Extract>
START
OK. I know it doesn't look like much. And the pegboard...well, I could always take a leaf of Kat's page and cover it in paper, but hey, it's a book display shelf! As a librarian, I know how much more appealing outward facing books are, and I wanted a better way to strew our large selection of books, as well as ones checked out from the library. I'd been looking at them on various sites, dismayed by their hefty price tag ($150 and up, not including shipping). Bret said he could make one (with Papa G's Shopsmith) if I could figure out the dimensions. But that takes tiiiiiime. And I really wanted this now. But I didn't want to spend the cash.

In steps Portland Craigslist to the rescue! I found a garage sale that said they were moving, and selling lots of furniture. (I'm also looking for an inexpensive art materials cabinet, inspired after reading (well starting) the book The Creative Family.) Bret took the girls to Laurelhurst park, while I drove to the sale. I had to "sneak up on it" as I'd forgotten my piece of paper with the address, thanks to numbered streets and some great landmarks (parks/playgrounds) I didn't get too lost.

The first thing I see is the pegboard display (which, Bret assures me he can modify to have even more display shelves). Did I mention it also has some shelves in the back, and it has wheels? And they were selling it for...EIGHT DOLLARS. I also found 3 bulletin boards for $2 each, and two folding tables for $25 for the set (a 6' one for my sewing room, and a 4' one for art projects downstairs). Dang. I love a good yard sale.

And, I love thinking about something that I'd really like to have, putting it out there, and having it find me. Very cool.
END
Task requirements>
**a)** List every dollar amount mentioned in the post, in the order it appears.
**b)** Return the stretch of the post from "OK. I know it" through "spend the cash.", copied word for word.
**c)** Answer these from the post:
(i) With what equipment did Bret say he could make the shelf?
(ii) Where did Bret take the girls while the garage sale was visited?
(iii) How long is the folding table meant for the sewing room?
Rely only on the post for your answers.

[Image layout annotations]
START
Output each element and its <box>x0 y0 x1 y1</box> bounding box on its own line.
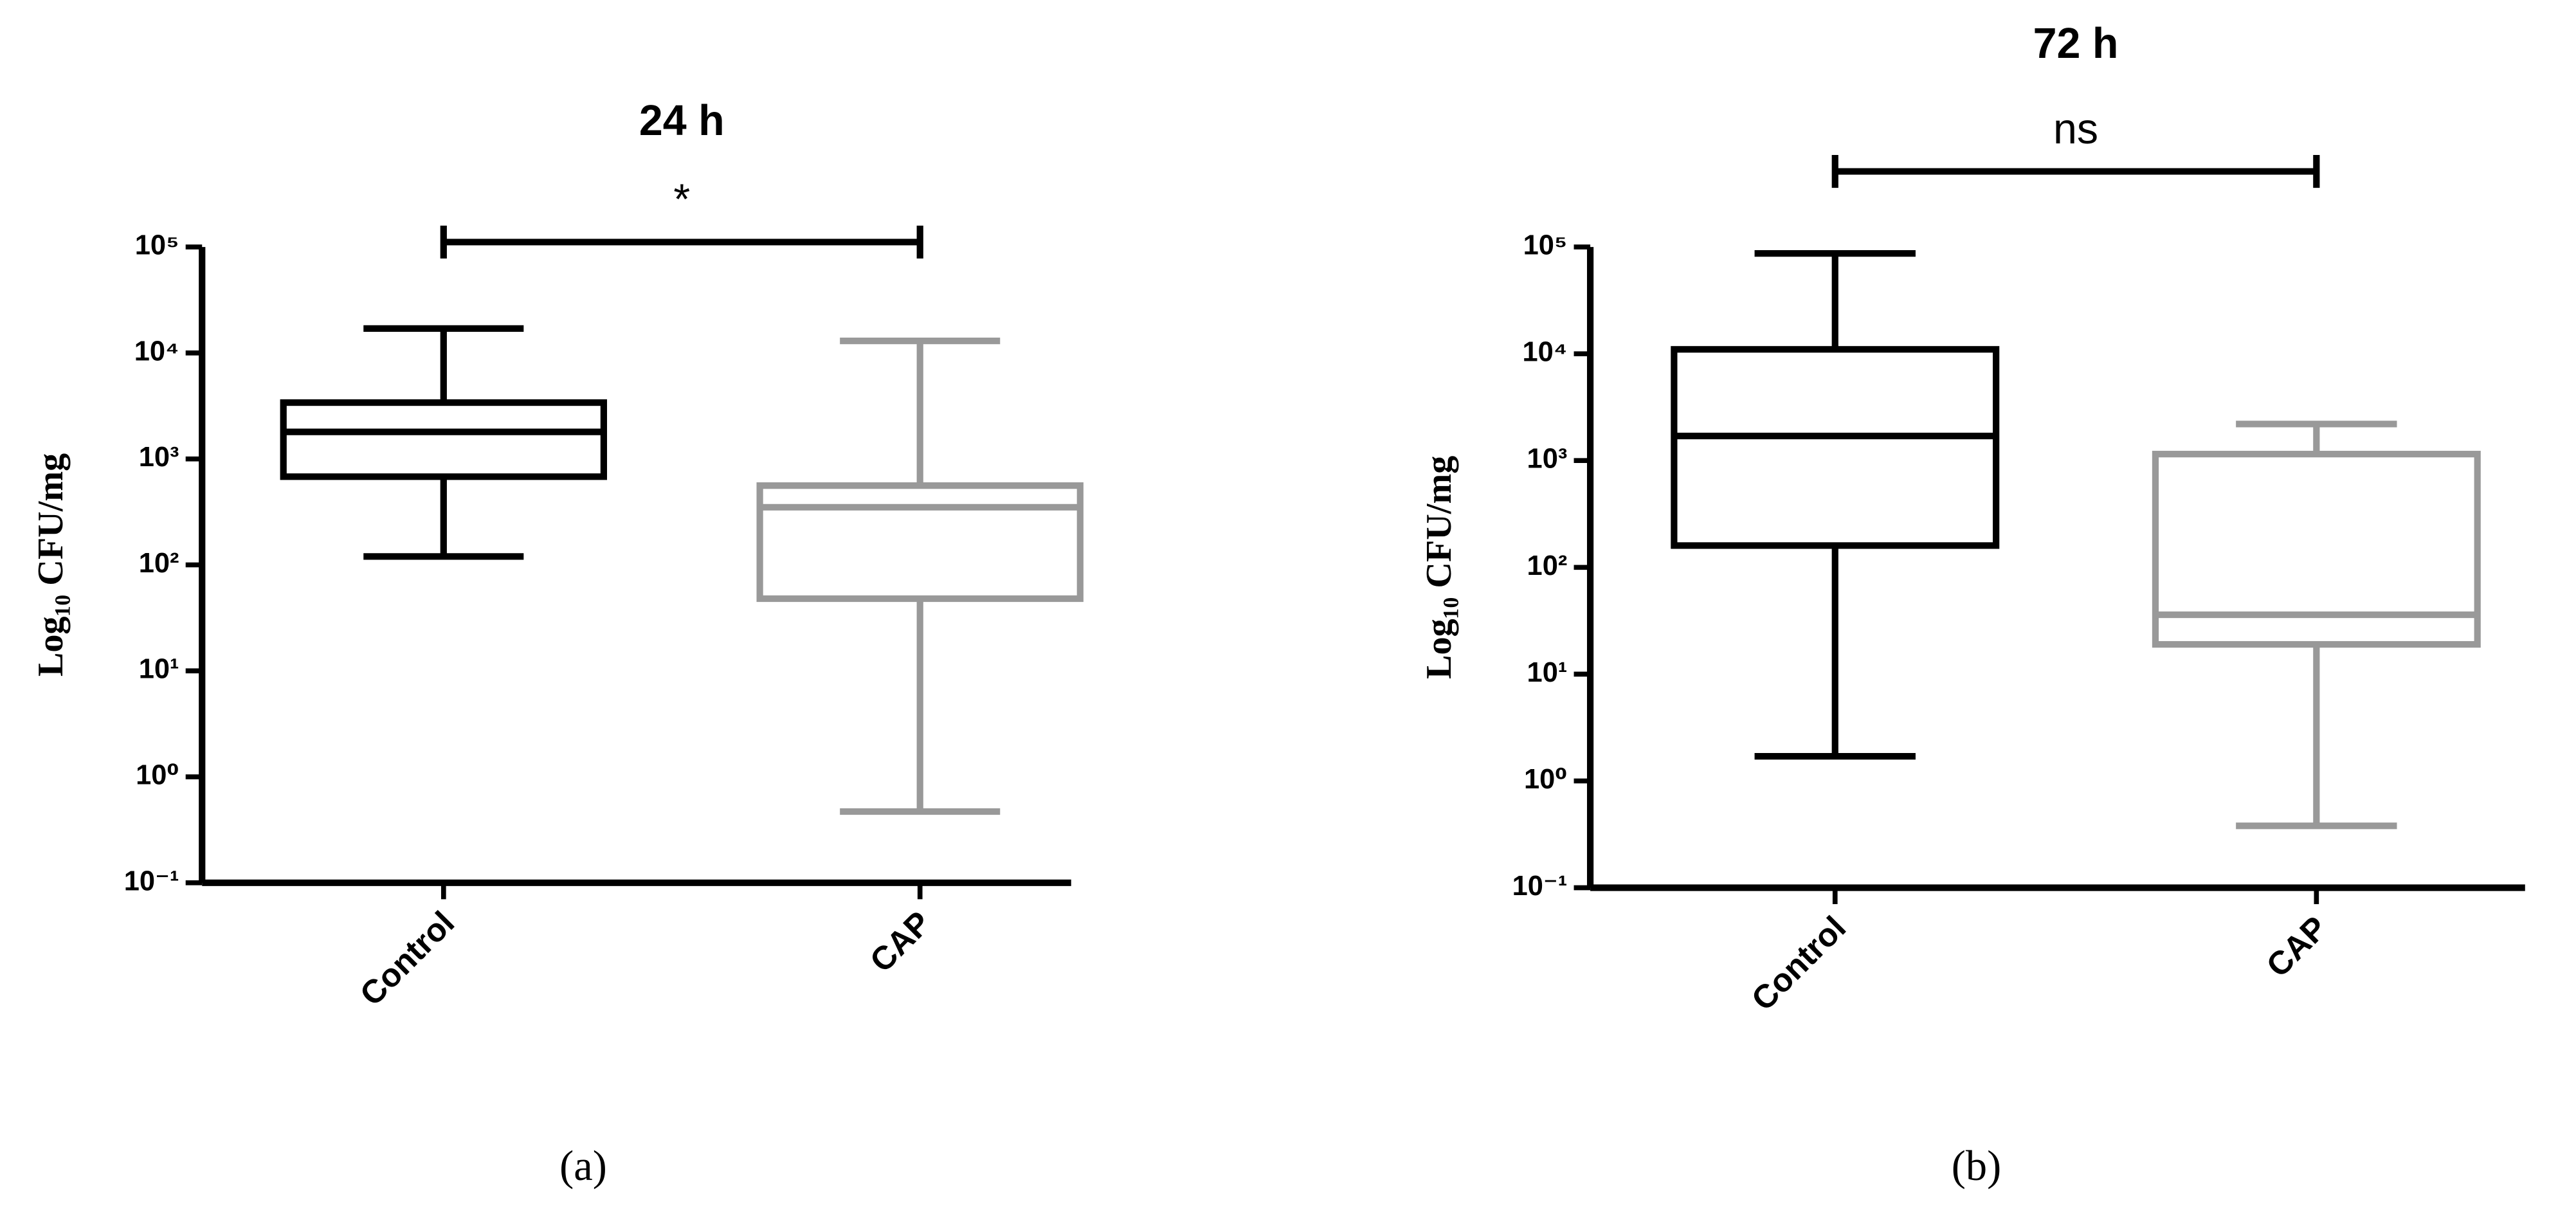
x-tick-label: Control <box>353 904 462 1013</box>
significance-label: ns <box>2053 105 2098 153</box>
y-tick-label: 10³ <box>1527 444 1568 475</box>
y-tick-label: 10³ <box>139 442 179 473</box>
y-tick-label: 10² <box>1527 550 1568 581</box>
y-tick-label: 10⁴ <box>134 336 179 367</box>
y-tick-label: 10¹ <box>139 654 179 685</box>
y-tick-label: 10⁵ <box>1523 230 1568 261</box>
box <box>280 399 608 480</box>
y-tick-label: 10⁵ <box>135 230 179 261</box>
y-axis-label: Log₁₀ CFU/mg <box>1419 456 1459 679</box>
y-tick-label: 10⁰ <box>1524 764 1567 795</box>
y-tick-label: 10⁴ <box>1523 337 1568 368</box>
box <box>756 482 1084 603</box>
x-tick-label: Control <box>1745 909 1853 1018</box>
chart-title: 72 h <box>2033 20 2119 68</box>
x-tick-label: CAP <box>863 904 938 979</box>
y-axis-label: Log₁₀ CFU/mg <box>31 453 71 676</box>
y-tick-label: 10⁻¹ <box>124 866 179 896</box>
chart-title: 24 h <box>639 97 725 145</box>
y-tick-label: 10⁻¹ <box>1512 871 1568 902</box>
x-tick-label: CAP <box>2259 909 2334 985</box>
y-tick-label: 10⁰ <box>136 760 179 791</box>
y-tick-label: 10¹ <box>1527 657 1568 688</box>
panel-caption: (b) <box>1952 1143 2001 1190</box>
significance-label: * <box>673 176 690 224</box>
panel-caption: (a) <box>559 1143 607 1190</box>
box <box>1671 346 2000 549</box>
y-tick-label: 10² <box>139 548 179 579</box>
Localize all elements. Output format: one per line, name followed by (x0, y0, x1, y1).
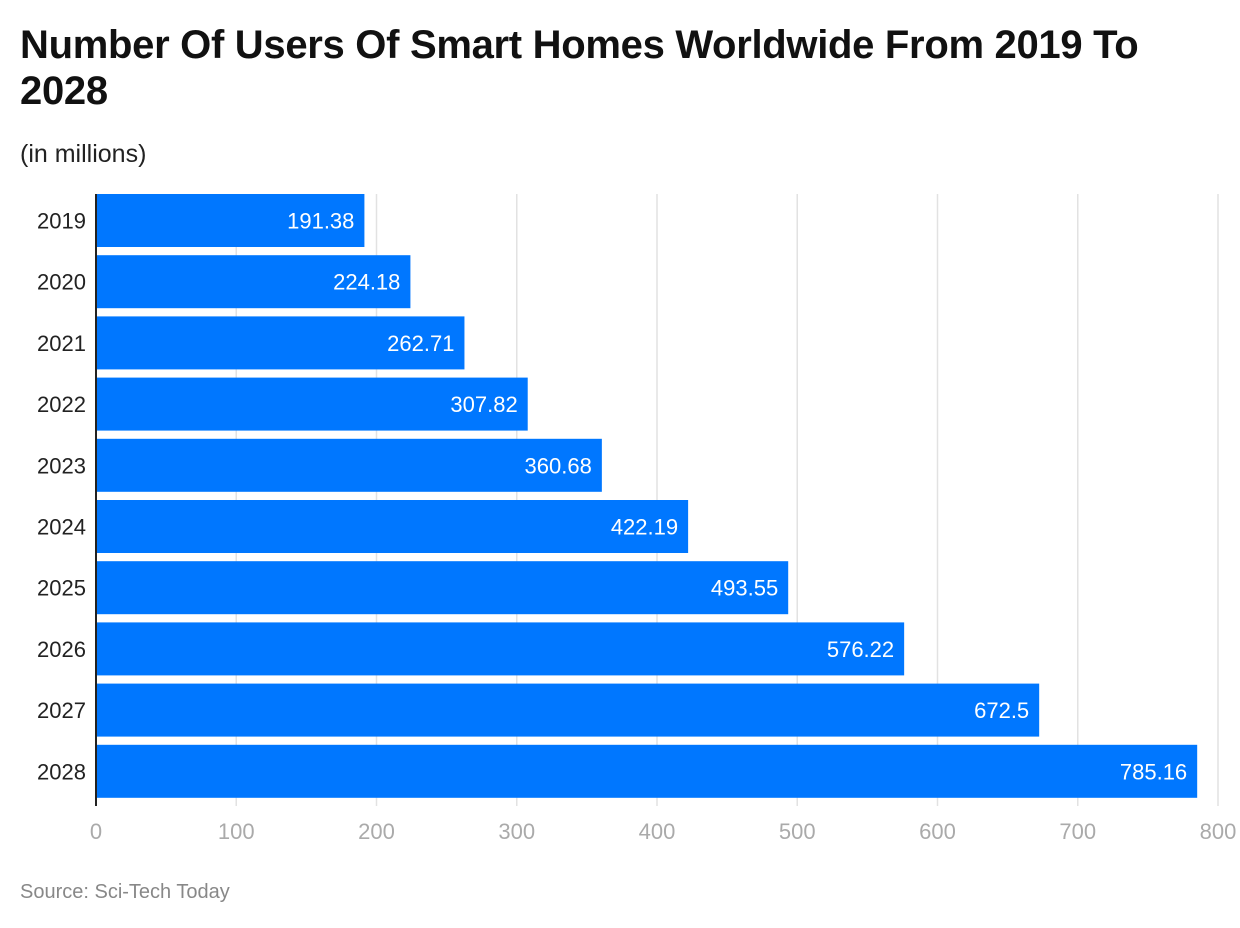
END
Results of the tasks>
**a)**
$150 and up
EIGHT DOLLARS
$2 each
$25

**b)**
OK. I know it doesn't look like much. And the pegboard...well, I could always take a leaf of Kat's page and cover it in paper, but hey, it's a book display shelf! As a librarian, I know how much more appealing outward facing books are, and I wanted a better way to strew our large selection of books, as well as ones checked out from the library. I'd been looking at them on various sites, dismayed by their hefty price tag ($150 and up, not including shipping). Bret said he could make one (with Papa G's Shopsmith) if I could figure out the dimensions. But that takes tiiiiiime. And I really wanted this now. But I didn't want to spend the cash.

**c)**
(i) Papa G's Shopsmith
(ii) Laurelhurst park
(iii) 6'